SOURCE RECORDS -
— START —
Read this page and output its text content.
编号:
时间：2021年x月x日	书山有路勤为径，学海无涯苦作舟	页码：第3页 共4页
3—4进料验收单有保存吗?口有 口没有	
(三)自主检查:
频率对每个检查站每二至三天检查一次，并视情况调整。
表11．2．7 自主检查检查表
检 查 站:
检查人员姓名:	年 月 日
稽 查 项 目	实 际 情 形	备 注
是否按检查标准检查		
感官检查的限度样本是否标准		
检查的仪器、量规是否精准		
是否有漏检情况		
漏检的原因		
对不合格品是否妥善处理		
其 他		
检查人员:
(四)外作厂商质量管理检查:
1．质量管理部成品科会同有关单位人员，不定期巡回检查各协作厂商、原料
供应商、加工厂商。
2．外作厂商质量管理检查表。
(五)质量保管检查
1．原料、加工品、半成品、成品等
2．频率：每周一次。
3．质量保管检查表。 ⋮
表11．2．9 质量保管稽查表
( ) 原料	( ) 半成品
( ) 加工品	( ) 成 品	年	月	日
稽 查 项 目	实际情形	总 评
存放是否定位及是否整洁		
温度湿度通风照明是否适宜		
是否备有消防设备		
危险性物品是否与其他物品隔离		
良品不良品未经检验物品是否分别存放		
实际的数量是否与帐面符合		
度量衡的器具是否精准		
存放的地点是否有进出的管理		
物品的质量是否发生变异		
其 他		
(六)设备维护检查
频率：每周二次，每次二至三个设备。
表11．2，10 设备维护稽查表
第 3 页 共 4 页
— END —
WORK TO BE COMPLETED -
Take the records above and return them exactly as written.

OUTPUT OF THE EXERCISE -
Read this page and output its text content.
编号:
时间：2021年x月x日	书山有路勤为径，学海无涯苦作舟	页码：第3页 共4页
3—4进料验收单有保存吗?口有 口没有	
(三)自主检查:
频率对每个检查站每二至三天检查一次，并视情况调整。
表11．2．7 自主检查检查表
检 查 站:
检查人员姓名:	年 月 日
稽 查 项 目	实 际 情 形	备 注
是否按检查标准检查		
感官检查的限度样本是否标准		
检查的仪器、量规是否精准		
是否有漏检情况		
漏检的原因		
对不合格品是否妥善处理		
其 他		
检查人员:
(四)外作厂商质量管理检查:
1．质量管理部成品科会同有关单位人员，不定期巡回检查各协作厂商、原料
供应商、加工厂商。
2．外作厂商质量管理检查表。
(五)质量保管检查
1．原料、加工品、半成品、成品等
2．频率：每周一次。
3．质量保管检查表。 ⋮
表11．2．9 质量保管稽查表
( ) 原料	( ) 半成品
( ) 加工品	( ) 成 品	年	月	日
稽 查 项 目	实际情形	总 评
存放是否定位及是否整洁		
温度湿度通风照明是否适宜		
是否备有消防设备		
危险性物品是否与其他物品隔离		
良品不良品未经检验物品是否分别存放		
实际的数量是否与帐面符合		
度量衡的器具是否精准		
存放的地点是否有进出的管理		
物品的质量是否发生变异		
其 他		
(六)设备维护检查
频率：每周二次，每次二至三个设备。
表11．2，10 设备维护稽查表
第 3 页 共 4 页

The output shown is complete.